Go through the records and give each one again exactly.

(Excerpt from a dataset)
+-------+
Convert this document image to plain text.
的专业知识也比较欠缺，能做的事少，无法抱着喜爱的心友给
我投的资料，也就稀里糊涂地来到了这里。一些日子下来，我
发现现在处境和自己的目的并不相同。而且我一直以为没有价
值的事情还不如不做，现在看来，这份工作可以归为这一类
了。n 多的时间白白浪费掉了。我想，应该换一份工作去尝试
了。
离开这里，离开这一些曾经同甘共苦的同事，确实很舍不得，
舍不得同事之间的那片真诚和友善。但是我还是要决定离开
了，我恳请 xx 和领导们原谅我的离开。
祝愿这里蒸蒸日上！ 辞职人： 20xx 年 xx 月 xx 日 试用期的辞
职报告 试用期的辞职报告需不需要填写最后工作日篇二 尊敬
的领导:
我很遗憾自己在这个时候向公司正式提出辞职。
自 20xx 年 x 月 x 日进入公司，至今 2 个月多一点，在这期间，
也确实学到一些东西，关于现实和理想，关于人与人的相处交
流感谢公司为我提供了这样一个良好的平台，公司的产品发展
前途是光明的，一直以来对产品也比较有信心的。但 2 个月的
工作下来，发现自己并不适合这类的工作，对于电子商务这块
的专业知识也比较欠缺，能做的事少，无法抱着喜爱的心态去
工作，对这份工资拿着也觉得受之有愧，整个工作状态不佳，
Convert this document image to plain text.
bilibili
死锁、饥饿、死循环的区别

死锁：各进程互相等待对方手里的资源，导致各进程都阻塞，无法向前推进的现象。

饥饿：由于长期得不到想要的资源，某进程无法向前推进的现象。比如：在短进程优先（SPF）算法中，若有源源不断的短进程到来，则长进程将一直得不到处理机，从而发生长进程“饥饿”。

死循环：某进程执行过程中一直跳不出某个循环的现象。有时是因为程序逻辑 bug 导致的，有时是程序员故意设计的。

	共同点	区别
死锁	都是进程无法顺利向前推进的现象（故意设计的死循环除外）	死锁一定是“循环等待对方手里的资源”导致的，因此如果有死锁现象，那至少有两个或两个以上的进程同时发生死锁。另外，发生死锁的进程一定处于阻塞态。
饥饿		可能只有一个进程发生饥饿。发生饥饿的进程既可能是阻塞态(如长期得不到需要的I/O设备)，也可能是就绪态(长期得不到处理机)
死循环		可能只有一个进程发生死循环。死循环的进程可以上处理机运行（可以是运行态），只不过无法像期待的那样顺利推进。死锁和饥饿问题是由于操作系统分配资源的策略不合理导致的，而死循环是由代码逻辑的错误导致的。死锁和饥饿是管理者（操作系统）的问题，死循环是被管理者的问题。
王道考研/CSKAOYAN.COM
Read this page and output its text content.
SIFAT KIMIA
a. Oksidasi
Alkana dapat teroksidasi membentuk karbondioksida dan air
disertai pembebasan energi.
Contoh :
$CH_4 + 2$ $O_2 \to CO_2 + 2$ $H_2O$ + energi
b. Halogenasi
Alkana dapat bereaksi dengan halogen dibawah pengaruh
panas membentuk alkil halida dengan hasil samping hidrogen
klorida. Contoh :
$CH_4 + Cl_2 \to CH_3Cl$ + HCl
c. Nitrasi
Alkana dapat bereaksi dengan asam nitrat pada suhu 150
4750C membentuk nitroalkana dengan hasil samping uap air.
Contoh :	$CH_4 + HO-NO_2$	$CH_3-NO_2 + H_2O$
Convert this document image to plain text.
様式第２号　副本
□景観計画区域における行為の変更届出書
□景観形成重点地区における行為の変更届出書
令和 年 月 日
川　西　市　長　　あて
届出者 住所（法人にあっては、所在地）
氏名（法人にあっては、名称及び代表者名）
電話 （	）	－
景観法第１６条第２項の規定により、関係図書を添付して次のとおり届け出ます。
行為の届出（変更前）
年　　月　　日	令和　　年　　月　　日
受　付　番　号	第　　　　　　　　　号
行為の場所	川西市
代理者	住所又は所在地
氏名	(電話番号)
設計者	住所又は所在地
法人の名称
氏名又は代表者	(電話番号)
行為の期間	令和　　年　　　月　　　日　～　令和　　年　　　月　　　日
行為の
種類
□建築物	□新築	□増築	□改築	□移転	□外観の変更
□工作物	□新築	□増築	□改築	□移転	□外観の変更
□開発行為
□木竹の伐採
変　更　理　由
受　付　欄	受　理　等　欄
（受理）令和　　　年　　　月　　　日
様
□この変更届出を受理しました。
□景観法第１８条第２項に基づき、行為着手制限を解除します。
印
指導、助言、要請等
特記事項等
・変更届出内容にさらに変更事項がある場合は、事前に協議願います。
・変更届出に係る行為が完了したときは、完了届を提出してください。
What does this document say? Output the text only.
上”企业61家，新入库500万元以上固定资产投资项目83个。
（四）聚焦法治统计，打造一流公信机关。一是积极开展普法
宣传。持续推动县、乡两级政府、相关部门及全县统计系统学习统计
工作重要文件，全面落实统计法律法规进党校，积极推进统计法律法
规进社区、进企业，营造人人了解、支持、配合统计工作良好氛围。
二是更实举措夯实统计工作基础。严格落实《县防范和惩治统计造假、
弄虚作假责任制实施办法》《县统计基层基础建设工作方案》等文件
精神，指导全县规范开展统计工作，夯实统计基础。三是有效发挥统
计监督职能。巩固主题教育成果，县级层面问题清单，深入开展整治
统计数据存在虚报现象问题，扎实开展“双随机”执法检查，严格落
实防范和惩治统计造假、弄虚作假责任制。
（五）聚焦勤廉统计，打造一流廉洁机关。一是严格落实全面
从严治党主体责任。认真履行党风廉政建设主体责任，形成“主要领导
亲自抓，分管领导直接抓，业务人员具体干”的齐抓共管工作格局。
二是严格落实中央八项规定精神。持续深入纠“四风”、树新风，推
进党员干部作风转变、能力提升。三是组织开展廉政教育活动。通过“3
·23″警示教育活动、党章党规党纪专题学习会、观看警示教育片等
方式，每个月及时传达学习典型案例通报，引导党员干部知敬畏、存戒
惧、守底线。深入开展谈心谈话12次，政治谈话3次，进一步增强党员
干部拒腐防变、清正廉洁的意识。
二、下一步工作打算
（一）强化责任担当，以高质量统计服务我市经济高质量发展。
+-------+
* RESPONSE
Convert this document image to plain text.
的专业知识也比较欠缺，能做的事少，无法抱着喜爱的心友给
我投的资料，也就稀里糊涂地来到了这里。一些日子下来，我
发现现在处境和自己的目的并不相同。而且我一直以为没有价
值的事情还不如不做，现在看来，这份工作可以归为这一类
了。n 多的时间白白浪费掉了。我想，应该换一份工作去尝试
了。
离开这里，离开这一些曾经同甘共苦的同事，确实很舍不得，
舍不得同事之间的那片真诚和友善。但是我还是要决定离开
了，我恳请 xx 和领导们原谅我的离开。
祝愿这里蒸蒸日上！ 辞职人： 20xx 年 xx 月 xx 日 试用期的辞
职报告 试用期的辞职报告需不需要填写最后工作日篇二 尊敬
的领导:
我很遗憾自己在这个时候向公司正式提出辞职。
自 20xx 年 x 月 x 日进入公司，至今 2 个月多一点，在这期间，
也确实学到一些东西，关于现实和理想，关于人与人的相处交
流感谢公司为我提供了这样一个良好的平台，公司的产品发展
前途是光明的，一直以来对产品也比较有信心的。但 2 个月的
工作下来，发现自己并不适合这类的工作，对于电子商务这块
的专业知识也比较欠缺，能做的事少，无法抱着喜爱的心态去
工作，对这份工资拿着也觉得受之有愧，整个工作状态不佳，
Convert this document image to plain text.
bilibili
死锁、饥饿、死循环的区别

死锁：各进程互相等待对方手里的资源，导致各进程都阻塞，无法向前推进的现象。

饥饿：由于长期得不到想要的资源，某进程无法向前推进的现象。比如：在短进程优先（SPF）算法中，若有源源不断的短进程到来，则长进程将一直得不到处理机，从而发生长进程“饥饿”。

死循环：某进程执行过程中一直跳不出某个循环的现象。有时是因为程序逻辑 bug 导致的，有时是程序员故意设计的。

	共同点	区别
死锁	都是进程无法顺利向前推进的现象（故意设计的死循环除外）	死锁一定是“循环等待对方手里的资源”导致的，因此如果有死锁现象，那至少有两个或两个以上的进程同时发生死锁。另外，发生死锁的进程一定处于阻塞态。
饥饿		可能只有一个进程发生饥饿。发生饥饿的进程既可能是阻塞态(如长期得不到需要的I/O设备)，也可能是就绪态(长期得不到处理机)
死循环		可能只有一个进程发生死循环。死循环的进程可以上处理机运行（可以是运行态），只不过无法像期待的那样顺利推进。死锁和饥饿问题是由于操作系统分配资源的策略不合理导致的，而死循环是由代码逻辑的错误导致的。死锁和饥饿是管理者（操作系统）的问题，死循环是被管理者的问题。
王道考研/CSKAOYAN.COM
Read this page and output its text content.
SIFAT KIMIA
a. Oksidasi
Alkana dapat teroksidasi membentuk karbondioksida dan air
disertai pembebasan energi.
Contoh :
$CH_4 + 2$ $O_2 \to CO_2 + 2$ $H_2O$ + energi
b. Halogenasi
Alkana dapat bereaksi dengan halogen dibawah pengaruh
panas membentuk alkil halida dengan hasil samping hidrogen
klorida. Contoh :
$CH_4 + Cl_2 \to CH_3Cl$ + HCl
c. Nitrasi
Alkana dapat bereaksi dengan asam nitrat pada suhu 150
4750C membentuk nitroalkana dengan hasil samping uap air.
Contoh :	$CH_4 + HO-NO_2$	$CH_3-NO_2 + H_2O$
Convert this document image to plain text.
様式第２号　副本
□景観計画区域における行為の変更届出書
□景観形成重点地区における行為の変更届出書
令和 年 月 日
川　西　市　長　　あて
届出者 住所（法人にあっては、所在地）
氏名（法人にあっては、名称及び代表者名）
電話 （	）	－
景観法第１６条第２項の規定により、関係図書を添付して次のとおり届け出ます。
行為の届出（変更前）
年　　月　　日	令和　　年　　月　　日
受　付　番　号	第　　　　　　　　　号
行為の場所	川西市
代理者	住所又は所在地
氏名	(電話番号)
設計者	住所又は所在地
法人の名称
氏名又は代表者	(電話番号)
行為の期間	令和　　年　　　月　　　日　～　令和　　年　　　月　　　日
行為の
種類
□建築物	□新築	□増築	□改築	□移転	□外観の変更
□工作物	□新築	□増築	□改築	□移転	□外観の変更
□開発行為
□木竹の伐採
変　更　理　由
受　付　欄	受　理　等　欄
（受理）令和　　　年　　　月　　　日
様
□この変更届出を受理しました。
□景観法第１８条第２項に基づき、行為着手制限を解除します。
印
指導、助言、要請等
特記事項等
・変更届出内容にさらに変更事項がある場合は、事前に協議願います。
・変更届出に係る行為が完了したときは、完了届を提出してください。
What does this document say? Output the text only.
上”企业61家，新入库500万元以上固定资产投资项目83个。
（四）聚焦法治统计，打造一流公信机关。一是积极开展普法
宣传。持续推动县、乡两级政府、相关部门及全县统计系统学习统计
工作重要文件，全面落实统计法律法规进党校，积极推进统计法律法
规进社区、进企业，营造人人了解、支持、配合统计工作良好氛围。
二是更实举措夯实统计工作基础。严格落实《县防范和惩治统计造假、
弄虚作假责任制实施办法》《县统计基层基础建设工作方案》等文件
精神，指导全县规范开展统计工作，夯实统计基础。三是有效发挥统
计监督职能。巩固主题教育成果，县级层面问题清单，深入开展整治
统计数据存在虚报现象问题，扎实开展“双随机”执法检查，严格落
实防范和惩治统计造假、弄虚作假责任制。
（五）聚焦勤廉统计，打造一流廉洁机关。一是严格落实全面
从严治党主体责任。认真履行党风廉政建设主体责任，形成“主要领导
亲自抓，分管领导直接抓，业务人员具体干”的齐抓共管工作格局。
二是严格落实中央八项规定精神。持续深入纠“四风”、树新风，推
进党员干部作风转变、能力提升。三是组织开展廉政教育活动。通过“3
·23″警示教育活动、党章党规党纪专题学习会、观看警示教育片等
方式，每个月及时传达学习典型案例通报，引导党员干部知敬畏、存戒
惧、守底线。深入开展谈心谈话12次，政治谈话3次，进一步增强党员
干部拒腐防变、清正廉洁的意识。
二、下一步工作打算
（一）强化责任担当，以高质量统计服务我市经济高质量发展。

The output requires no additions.